> _RECORDS PROVIDED_:
::::

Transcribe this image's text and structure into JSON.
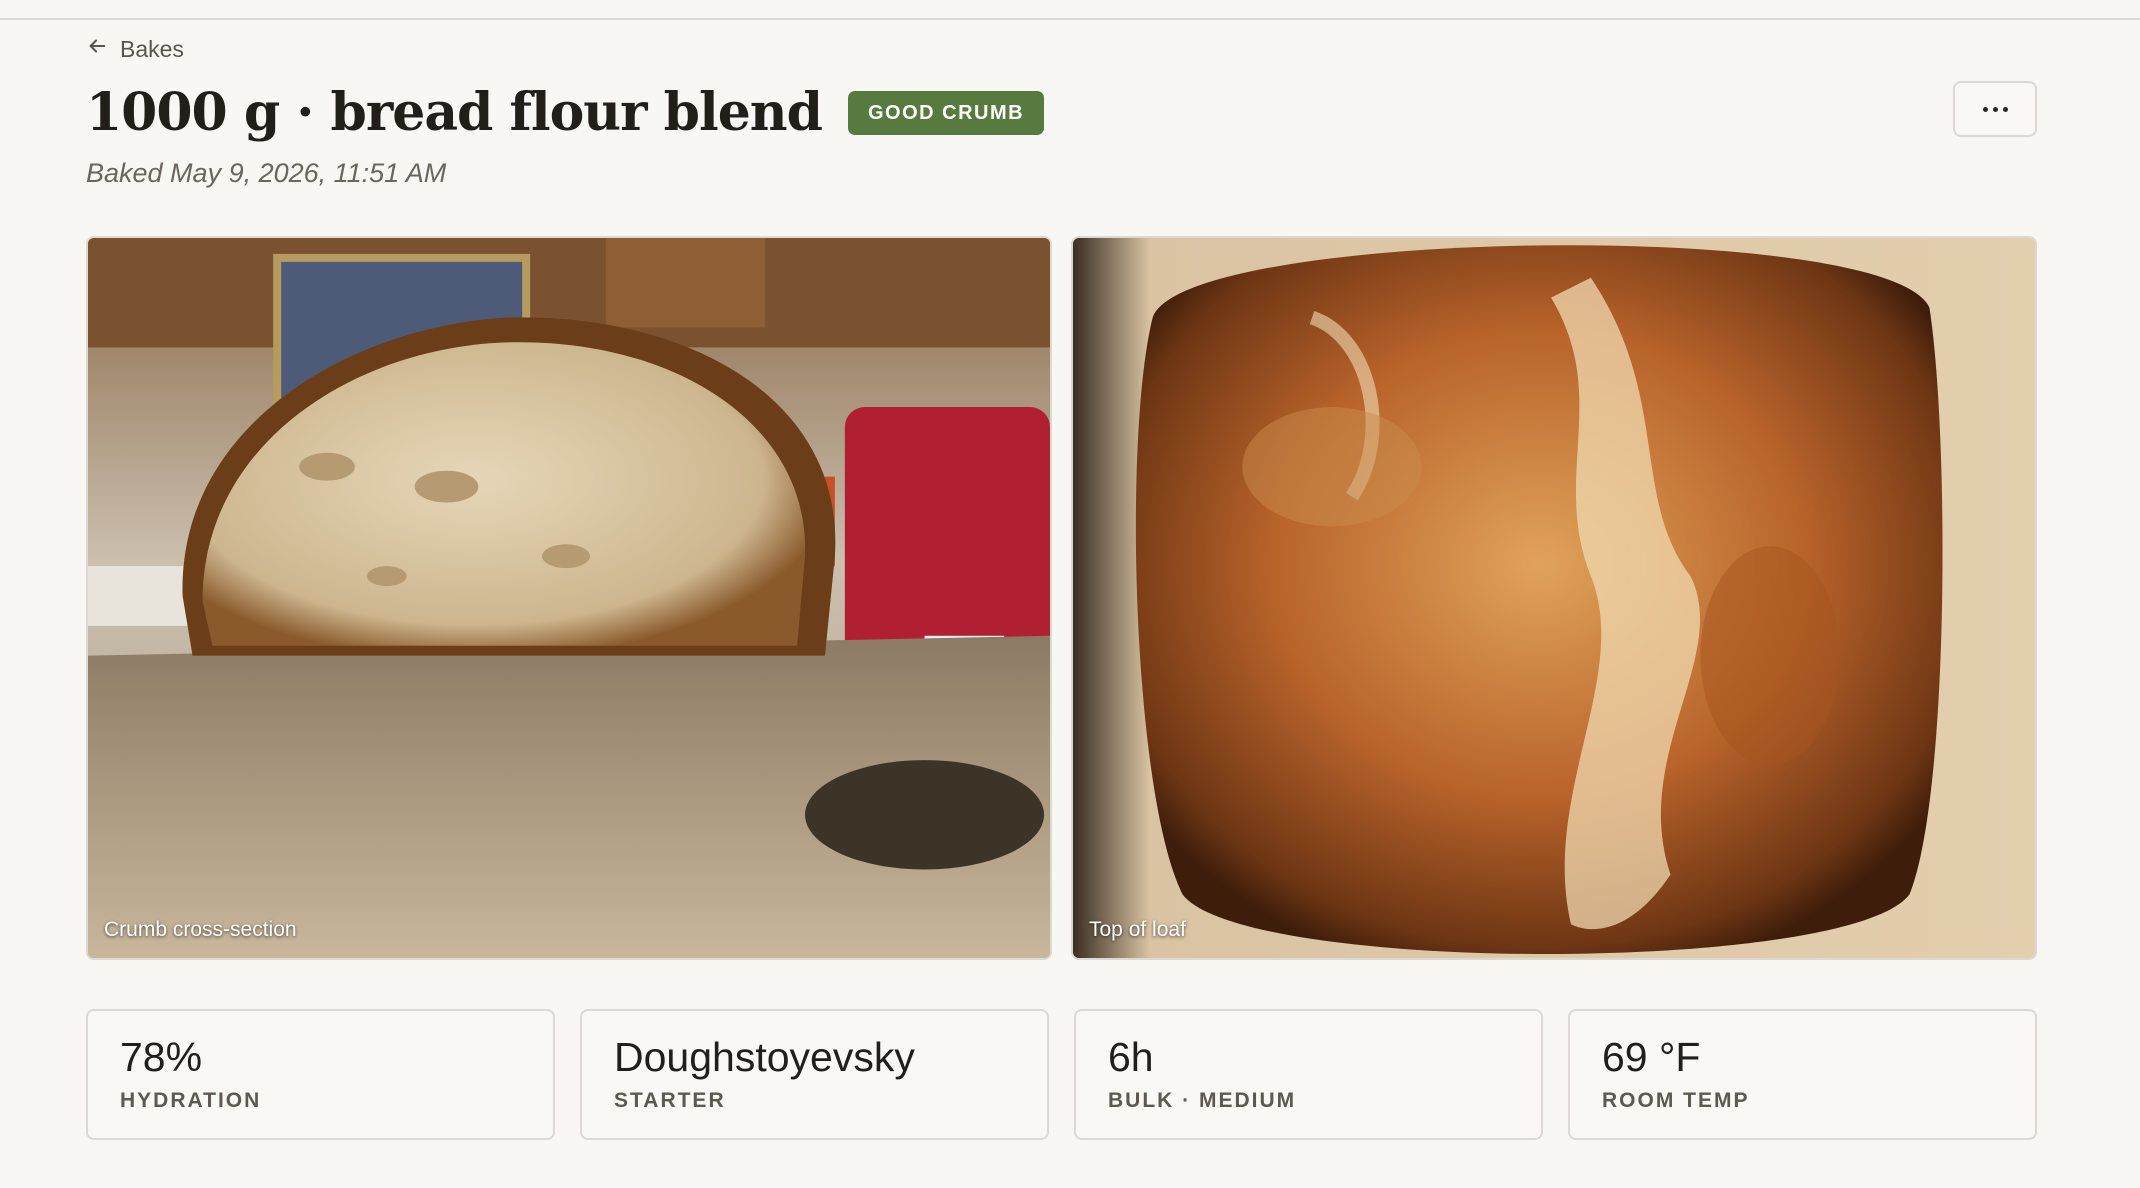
{
  "nav": {
    "back_label": "Bakes"
  },
  "bake": {
    "title": "1000 g · bread flour blend",
    "badge": "GOOD CRUMB",
    "baked_at": "Baked May 9, 2026, 11:51 AM"
  },
  "photos": [
    {
      "caption": "Crumb cross-section"
    },
    {
      "caption": "Top of loaf"
    }
  ],
  "stats": [
    {
      "value": "78%",
      "label": "HYDRATION"
    },
    {
      "value": "Doughstoyevsky",
      "label": "STARTER"
    },
    {
      "value": "6h",
      "label": "BULK · MEDIUM"
    },
    {
      "value": "69 °F",
      "label": "ROOM TEMP"
    }
  ],
  "colors": {
    "background": "#f9f7f4",
    "badge": "#577a3f",
    "border": "#dcd8d2"
  },
  "icons": {
    "back": "arrow-left-icon",
    "more": "more-horizontal-icon"
  }
}
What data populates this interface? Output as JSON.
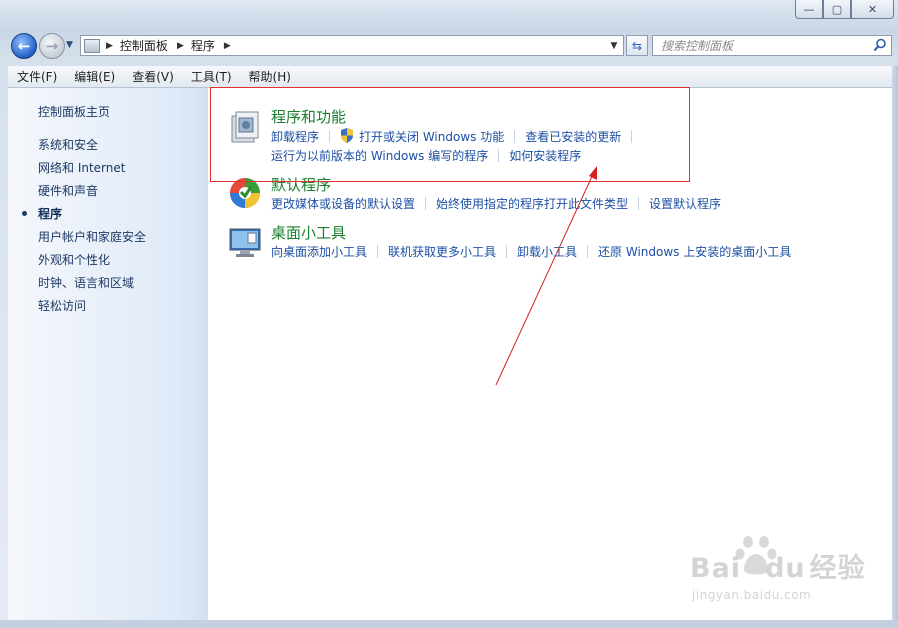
{
  "window": {
    "minimize_label": "—",
    "maximize_label": "▢",
    "close_label": "✕"
  },
  "navbar": {
    "breadcrumb": [
      "控制面板",
      "程序"
    ],
    "search_placeholder": "搜索控制面板"
  },
  "menu": {
    "items": [
      "文件(F)",
      "编辑(E)",
      "查看(V)",
      "工具(T)",
      "帮助(H)"
    ]
  },
  "sidebar": {
    "home": "控制面板主页",
    "items": [
      {
        "label": "系统和安全",
        "active": false
      },
      {
        "label": "网络和 Internet",
        "active": false
      },
      {
        "label": "硬件和声音",
        "active": false
      },
      {
        "label": "程序",
        "active": true
      },
      {
        "label": "用户帐户和家庭安全",
        "active": false
      },
      {
        "label": "外观和个性化",
        "active": false
      },
      {
        "label": "时钟、语言和区域",
        "active": false
      },
      {
        "label": "轻松访问",
        "active": false
      }
    ]
  },
  "categories": [
    {
      "title": "程序和功能",
      "icon": "programs-features-icon",
      "links": [
        [
          "卸载程序",
          "打开或关闭 Windows 功能",
          "查看已安装的更新"
        ],
        [
          "运行为以前版本的 Windows 编写的程序",
          "如何安装程序"
        ]
      ]
    },
    {
      "title": "默认程序",
      "icon": "default-programs-icon",
      "links": [
        [
          "更改媒体或设备的默认设置",
          "始终使用指定的程序打开此文件类型",
          "设置默认程序"
        ]
      ]
    },
    {
      "title": "桌面小工具",
      "icon": "desktop-gadgets-icon",
      "links": [
        [
          "向桌面添加小工具",
          "联机获取更多小工具",
          "卸载小工具",
          "还原 Windows 上安装的桌面小工具"
        ]
      ]
    }
  ],
  "watermark": {
    "logo_left": "Bai",
    "logo_right": "经验",
    "logo_mid": "du",
    "url": "jingyan.baidu.com"
  },
  "colors": {
    "link": "#1d4fa3",
    "category_title": "#1a7f2e",
    "annotation": "#e53030"
  }
}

::::

> _PROMPT_: Output every entry verbatim. Pictures do not belong in the copy.

> _OUTPUT FOR THIS EXERCISE_:
Transcribe this image's text and structure into JSON.
{
  "nav": {
    "back_label": "Bakes"
  },
  "bake": {
    "title": "1000 g · bread flour blend",
    "badge": "GOOD CRUMB",
    "baked_at": "Baked May 9, 2026, 11:51 AM"
  },
  "photos": [
    {
      "caption": "Crumb cross-section"
    },
    {
      "caption": "Top of loaf"
    }
  ],
  "stats": [
    {
      "value": "78%",
      "label": "HYDRATION"
    },
    {
      "value": "Doughstoyevsky",
      "label": "STARTER"
    },
    {
      "value": "6h",
      "label": "BULK · MEDIUM"
    },
    {
      "value": "69 °F",
      "label": "ROOM TEMP"
    }
  ],
  "colors": {
    "background": "#f9f7f4",
    "badge": "#577a3f",
    "border": "#dcd8d2"
  },
  "icons": {
    "back": "arrow-left-icon",
    "more": "more-horizontal-icon"
  }
}
What data populates this interface? Output as JSON.
{
  "window": {
    "minimize_label": "—",
    "maximize_label": "▢",
    "close_label": "✕"
  },
  "navbar": {
    "breadcrumb": [
      "控制面板",
      "程序"
    ],
    "search_placeholder": "搜索控制面板"
  },
  "menu": {
    "items": [
      "文件(F)",
      "编辑(E)",
      "查看(V)",
      "工具(T)",
      "帮助(H)"
    ]
  },
  "sidebar": {
    "home": "控制面板主页",
    "items": [
      {
        "label": "系统和安全",
        "active": false
      },
      {
        "label": "网络和 Internet",
        "active": false
      },
      {
        "label": "硬件和声音",
        "active": false
      },
      {
        "label": "程序",
        "active": true
      },
      {
        "label": "用户帐户和家庭安全",
        "active": false
      },
      {
        "label": "外观和个性化",
        "active": false
      },
      {
        "label": "时钟、语言和区域",
        "active": false
      },
      {
        "label": "轻松访问",
        "active": false
      }
    ]
  },
  "categories": [
    {
      "title": "程序和功能",
      "icon": "programs-features-icon",
      "links": [
        [
          "卸载程序",
          "打开或关闭 Windows 功能",
          "查看已安装的更新"
        ],
        [
          "运行为以前版本的 Windows 编写的程序",
          "如何安装程序"
        ]
      ]
    },
    {
      "title": "默认程序",
      "icon": "default-programs-icon",
      "links": [
        [
          "更改媒体或设备的默认设置",
          "始终使用指定的程序打开此文件类型",
          "设置默认程序"
        ]
      ]
    },
    {
      "title": "桌面小工具",
      "icon": "desktop-gadgets-icon",
      "links": [
        [
          "向桌面添加小工具",
          "联机获取更多小工具",
          "卸载小工具",
          "还原 Windows 上安装的桌面小工具"
        ]
      ]
    }
  ],
  "watermark": {
    "logo_left": "Bai",
    "logo_right": "经验",
    "logo_mid": "du",
    "url": "jingyan.baidu.com"
  },
  "colors": {
    "link": "#1d4fa3",
    "category_title": "#1a7f2e",
    "annotation": "#e53030"
  }
}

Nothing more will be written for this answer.